**PROBLEM DESCRIPTION**
Skip the images and return the records below exactly.

★ ★ ★ ★ ★

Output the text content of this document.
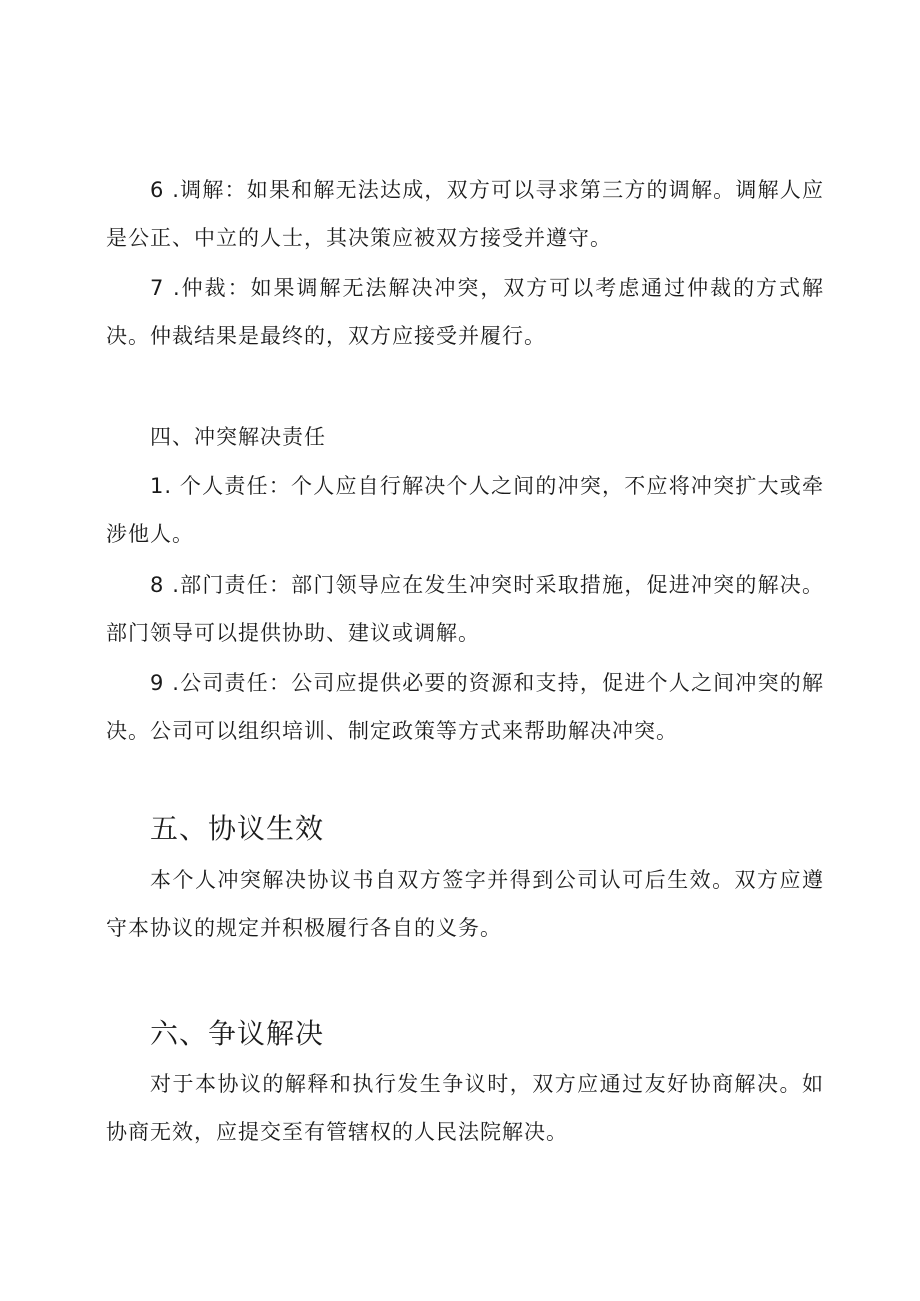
6 .调解：如果和解无法达成，双方可以寻求第三方的调解。调解人应是公正、中立的人士，其决策应被双方接受并遵守。

7 .仲裁：如果调解无法解决冲突，双方可以考虑通过仲裁的方式解决。仲裁结果是最终的，双方应接受并履行。

四、冲突解决责任

1. 个人责任：个人应自行解决个人之间的冲突，不应将冲突扩大或牵涉他人。

8 .部门责任：部门领导应在发生冲突时采取措施，促进冲突的解决。部门领导可以提供协助、建议或调解。

9 .公司责任：公司应提供必要的资源和支持，促进个人之间冲突的解决。公司可以组织培训、制定政策等方式来帮助解决冲突。

五、协议生效

本个人冲突解决协议书自双方签字并得到公司认可后生效。双方应遵守本协议的规定并积极履行各自的义务。

六、争议解决

对于本协议的解释和执行发生争议时，双方应通过友好协商解决。如协商无效，应提交至有管辖权的人民法院解决。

★ ★ ★ ★ ★

**RESPONSE TO THE EXERCISE**
Output the text content of this document.
6 .调解：如果和解无法达成，双方可以寻求第三方的调解。调解人应是公正、中立的人士，其决策应被双方接受并遵守。

7 .仲裁：如果调解无法解决冲突，双方可以考虑通过仲裁的方式解决。仲裁结果是最终的，双方应接受并履行。

四、冲突解决责任

1. 个人责任：个人应自行解决个人之间的冲突，不应将冲突扩大或牵涉他人。

8 .部门责任：部门领导应在发生冲突时采取措施，促进冲突的解决。部门领导可以提供协助、建议或调解。

9 .公司责任：公司应提供必要的资源和支持，促进个人之间冲突的解决。公司可以组织培训、制定政策等方式来帮助解决冲突。

五、协议生效

本个人冲突解决协议书自双方签字并得到公司认可后生效。双方应遵守本协议的规定并积极履行各自的义务。

六、争议解决

对于本协议的解释和执行发生争议时，双方应通过友好协商解决。如协商无效，应提交至有管辖权的人民法院解决。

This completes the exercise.